The records:
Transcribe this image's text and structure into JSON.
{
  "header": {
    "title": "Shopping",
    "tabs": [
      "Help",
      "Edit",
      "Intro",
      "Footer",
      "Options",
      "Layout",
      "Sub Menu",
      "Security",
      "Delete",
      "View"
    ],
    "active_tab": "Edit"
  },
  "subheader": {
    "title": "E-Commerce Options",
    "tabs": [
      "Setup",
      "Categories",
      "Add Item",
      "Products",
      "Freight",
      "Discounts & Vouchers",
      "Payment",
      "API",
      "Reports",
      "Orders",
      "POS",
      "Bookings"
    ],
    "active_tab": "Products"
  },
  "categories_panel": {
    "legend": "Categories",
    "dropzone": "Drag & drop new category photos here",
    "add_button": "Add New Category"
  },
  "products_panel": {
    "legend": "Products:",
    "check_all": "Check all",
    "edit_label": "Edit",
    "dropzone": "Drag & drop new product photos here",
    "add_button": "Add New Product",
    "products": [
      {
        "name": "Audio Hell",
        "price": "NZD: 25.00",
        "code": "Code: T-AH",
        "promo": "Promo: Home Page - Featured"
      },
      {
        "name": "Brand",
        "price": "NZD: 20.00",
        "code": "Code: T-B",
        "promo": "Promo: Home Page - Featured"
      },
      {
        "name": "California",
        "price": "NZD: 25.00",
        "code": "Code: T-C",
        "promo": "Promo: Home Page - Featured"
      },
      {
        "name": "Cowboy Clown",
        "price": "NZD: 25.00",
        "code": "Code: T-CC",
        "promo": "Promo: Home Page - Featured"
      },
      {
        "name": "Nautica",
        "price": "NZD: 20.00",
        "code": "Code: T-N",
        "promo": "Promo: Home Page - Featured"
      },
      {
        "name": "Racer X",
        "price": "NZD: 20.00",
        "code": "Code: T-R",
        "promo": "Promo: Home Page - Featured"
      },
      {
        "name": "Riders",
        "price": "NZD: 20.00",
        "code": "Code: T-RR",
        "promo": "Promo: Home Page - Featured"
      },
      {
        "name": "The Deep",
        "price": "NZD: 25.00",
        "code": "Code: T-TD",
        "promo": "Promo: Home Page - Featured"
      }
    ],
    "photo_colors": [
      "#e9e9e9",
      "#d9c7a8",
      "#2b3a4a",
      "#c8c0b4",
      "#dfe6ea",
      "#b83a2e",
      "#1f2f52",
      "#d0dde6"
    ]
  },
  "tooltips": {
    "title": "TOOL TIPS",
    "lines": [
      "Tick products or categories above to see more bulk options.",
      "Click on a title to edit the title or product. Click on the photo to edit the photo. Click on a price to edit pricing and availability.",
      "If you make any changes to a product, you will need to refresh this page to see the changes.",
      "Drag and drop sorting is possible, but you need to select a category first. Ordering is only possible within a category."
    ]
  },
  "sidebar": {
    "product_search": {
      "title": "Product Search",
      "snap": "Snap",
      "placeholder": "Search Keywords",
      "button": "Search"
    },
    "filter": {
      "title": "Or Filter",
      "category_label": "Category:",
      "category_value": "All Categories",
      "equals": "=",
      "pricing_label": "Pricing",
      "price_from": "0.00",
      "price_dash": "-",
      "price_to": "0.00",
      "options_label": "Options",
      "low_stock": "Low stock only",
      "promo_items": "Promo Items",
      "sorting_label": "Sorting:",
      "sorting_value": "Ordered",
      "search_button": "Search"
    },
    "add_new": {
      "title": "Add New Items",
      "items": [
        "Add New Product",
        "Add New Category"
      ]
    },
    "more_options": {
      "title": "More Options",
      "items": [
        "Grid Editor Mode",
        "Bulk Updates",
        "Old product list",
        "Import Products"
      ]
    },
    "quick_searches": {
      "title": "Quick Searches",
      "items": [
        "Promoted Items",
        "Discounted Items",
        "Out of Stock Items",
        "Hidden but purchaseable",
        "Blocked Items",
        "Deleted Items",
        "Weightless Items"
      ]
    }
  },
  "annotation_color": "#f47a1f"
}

Exercise goal: Transcribe every line of the data, exactly as it stands.

In response:
Transcribe this image's text and structure into JSON.
{
  "header": {
    "title": "Shopping",
    "tabs": [
      "Help",
      "Edit",
      "Intro",
      "Footer",
      "Options",
      "Layout",
      "Sub Menu",
      "Security",
      "Delete",
      "View"
    ],
    "active_tab": "Edit"
  },
  "subheader": {
    "title": "E-Commerce Options",
    "tabs": [
      "Setup",
      "Categories",
      "Add Item",
      "Products",
      "Freight",
      "Discounts & Vouchers",
      "Payment",
      "API",
      "Reports",
      "Orders",
      "POS",
      "Bookings"
    ],
    "active_tab": "Products"
  },
  "categories_panel": {
    "legend": "Categories",
    "dropzone": "Drag & drop new category photos here",
    "add_button": "Add New Category"
  },
  "products_panel": {
    "legend": "Products:",
    "check_all": "Check all",
    "edit_label": "Edit",
    "dropzone": "Drag & drop new product photos here",
    "add_button": "Add New Product",
    "products": [
      {
        "name": "Audio Hell",
        "price": "NZD: 25.00",
        "code": "Code: T-AH",
        "promo": "Promo: Home Page - Featured"
      },
      {
        "name": "Brand",
        "price": "NZD: 20.00",
        "code": "Code: T-B",
        "promo": "Promo: Home Page - Featured"
      },
      {
        "name": "California",
        "price": "NZD: 25.00",
        "code": "Code: T-C",
        "promo": "Promo: Home Page - Featured"
      },
      {
        "name": "Cowboy Clown",
        "price": "NZD: 25.00",
        "code": "Code: T-CC",
        "promo": "Promo: Home Page - Featured"
      },
      {
        "name": "Nautica",
        "price": "NZD: 20.00",
        "code": "Code: T-N",
        "promo": "Promo: Home Page - Featured"
      },
      {
        "name": "Racer X",
        "price": "NZD: 20.00",
        "code": "Code: T-R",
        "promo": "Promo: Home Page - Featured"
      },
      {
        "name": "Riders",
        "price": "NZD: 20.00",
        "code": "Code: T-RR",
        "promo": "Promo: Home Page - Featured"
      },
      {
        "name": "The Deep",
        "price": "NZD: 25.00",
        "code": "Code: T-TD",
        "promo": "Promo: Home Page - Featured"
      }
    ],
    "photo_colors": [
      "#e9e9e9",
      "#d9c7a8",
      "#2b3a4a",
      "#c8c0b4",
      "#dfe6ea",
      "#b83a2e",
      "#1f2f52",
      "#d0dde6"
    ]
  },
  "tooltips": {
    "title": "TOOL TIPS",
    "lines": [
      "Tick products or categories above to see more bulk options.",
      "Click on a title to edit the title or product. Click on the photo to edit the photo. Click on a price to edit pricing and availability.",
      "If you make any changes to a product, you will need to refresh this page to see the changes.",
      "Drag and drop sorting is possible, but you need to select a category first. Ordering is only possible within a category."
    ]
  },
  "sidebar": {
    "product_search": {
      "title": "Product Search",
      "snap": "Snap",
      "placeholder": "Search Keywords",
      "button": "Search"
    },
    "filter": {
      "title": "Or Filter",
      "category_label": "Category:",
      "category_value": "All Categories",
      "equals": "=",
      "pricing_label": "Pricing",
      "price_from": "0.00",
      "price_dash": "-",
      "price_to": "0.00",
      "options_label": "Options",
      "low_stock": "Low stock only",
      "promo_items": "Promo Items",
      "sorting_label": "Sorting:",
      "sorting_value": "Ordered",
      "search_button": "Search"
    },
    "add_new": {
      "title": "Add New Items",
      "items": [
        "Add New Product",
        "Add New Category"
      ]
    },
    "more_options": {
      "title": "More Options",
      "items": [
        "Grid Editor Mode",
        "Bulk Updates",
        "Old product list",
        "Import Products"
      ]
    },
    "quick_searches": {
      "title": "Quick Searches",
      "items": [
        "Promoted Items",
        "Discounted Items",
        "Out of Stock Items",
        "Hidden but purchaseable",
        "Blocked Items",
        "Deleted Items",
        "Weightless Items"
      ]
    }
  },
  "annotation_color": "#f47a1f"
}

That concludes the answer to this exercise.